What is being asked ▸ Reproduce every line of the items below verbatim, without any alteration.

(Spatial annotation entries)
╔══

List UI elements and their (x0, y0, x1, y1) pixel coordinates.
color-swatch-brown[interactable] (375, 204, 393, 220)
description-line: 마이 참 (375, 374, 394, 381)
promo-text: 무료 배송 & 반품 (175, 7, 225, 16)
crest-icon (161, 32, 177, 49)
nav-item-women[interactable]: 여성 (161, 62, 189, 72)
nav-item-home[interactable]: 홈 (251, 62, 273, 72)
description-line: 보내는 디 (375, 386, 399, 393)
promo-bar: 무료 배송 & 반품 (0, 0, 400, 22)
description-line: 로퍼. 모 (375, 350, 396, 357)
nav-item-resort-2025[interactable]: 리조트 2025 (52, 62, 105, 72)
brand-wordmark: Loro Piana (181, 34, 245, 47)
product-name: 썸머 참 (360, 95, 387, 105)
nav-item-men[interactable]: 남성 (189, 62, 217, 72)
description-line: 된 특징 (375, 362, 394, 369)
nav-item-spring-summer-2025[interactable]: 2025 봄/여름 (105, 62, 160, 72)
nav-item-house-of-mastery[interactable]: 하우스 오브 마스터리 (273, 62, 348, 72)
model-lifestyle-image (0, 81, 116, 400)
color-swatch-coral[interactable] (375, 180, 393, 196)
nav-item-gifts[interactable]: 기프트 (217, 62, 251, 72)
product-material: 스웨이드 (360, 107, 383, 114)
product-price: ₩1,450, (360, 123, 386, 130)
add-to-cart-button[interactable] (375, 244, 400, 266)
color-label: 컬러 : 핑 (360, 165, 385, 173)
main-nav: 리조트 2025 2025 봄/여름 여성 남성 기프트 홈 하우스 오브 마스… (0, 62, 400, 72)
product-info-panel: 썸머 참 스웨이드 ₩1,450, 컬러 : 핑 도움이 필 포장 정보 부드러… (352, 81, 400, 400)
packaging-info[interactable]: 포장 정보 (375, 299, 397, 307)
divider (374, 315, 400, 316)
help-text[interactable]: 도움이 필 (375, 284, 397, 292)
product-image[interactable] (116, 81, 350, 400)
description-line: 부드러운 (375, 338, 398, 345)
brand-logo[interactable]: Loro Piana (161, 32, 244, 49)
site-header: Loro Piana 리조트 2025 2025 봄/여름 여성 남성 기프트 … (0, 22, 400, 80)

╚══

Exercise response ▸
List UI elements and their (x0, y0, x1, y1) pixel coordinates.
color-swatch-brown[interactable] (375, 204, 393, 220)
description-line: 마이 참 (375, 374, 394, 381)
promo-text: 무료 배송 & 반품 (175, 7, 225, 16)
crest-icon (161, 32, 177, 49)
nav-item-women[interactable]: 여성 (161, 62, 189, 72)
nav-item-home[interactable]: 홈 (251, 62, 273, 72)
description-line: 보내는 디 (375, 386, 399, 393)
promo-bar: 무료 배송 & 반품 (0, 0, 400, 22)
description-line: 로퍼. 모 (375, 350, 396, 357)
nav-item-resort-2025[interactable]: 리조트 2025 (52, 62, 105, 72)
brand-wordmark: Loro Piana (181, 34, 245, 47)
product-name: 썸머 참 (360, 95, 387, 105)
nav-item-men[interactable]: 남성 (189, 62, 217, 72)
description-line: 된 특징 (375, 362, 394, 369)
nav-item-spring-summer-2025[interactable]: 2025 봄/여름 (105, 62, 160, 72)
nav-item-house-of-mastery[interactable]: 하우스 오브 마스터리 (273, 62, 348, 72)
model-lifestyle-image (0, 81, 116, 400)
color-swatch-coral[interactable] (375, 180, 393, 196)
nav-item-gifts[interactable]: 기프트 (217, 62, 251, 72)
product-material: 스웨이드 (360, 107, 383, 114)
product-price: ₩1,450, (360, 123, 386, 130)
add-to-cart-button[interactable] (375, 244, 400, 266)
color-label: 컬러 : 핑 (360, 165, 385, 173)
main-nav: 리조트 2025 2025 봄/여름 여성 남성 기프트 홈 하우스 오브 마스… (0, 62, 400, 72)
product-info-panel: 썸머 참 스웨이드 ₩1,450, 컬러 : 핑 도움이 필 포장 정보 부드러… (352, 81, 400, 400)
packaging-info[interactable]: 포장 정보 (375, 299, 397, 307)
divider (374, 315, 400, 316)
help-text[interactable]: 도움이 필 (375, 284, 397, 292)
product-image[interactable] (116, 81, 350, 400)
description-line: 부드러운 (375, 338, 398, 345)
brand-logo[interactable]: Loro Piana (161, 32, 244, 49)
site-header: Loro Piana 리조트 2025 2025 봄/여름 여성 남성 기프트 … (0, 22, 400, 80)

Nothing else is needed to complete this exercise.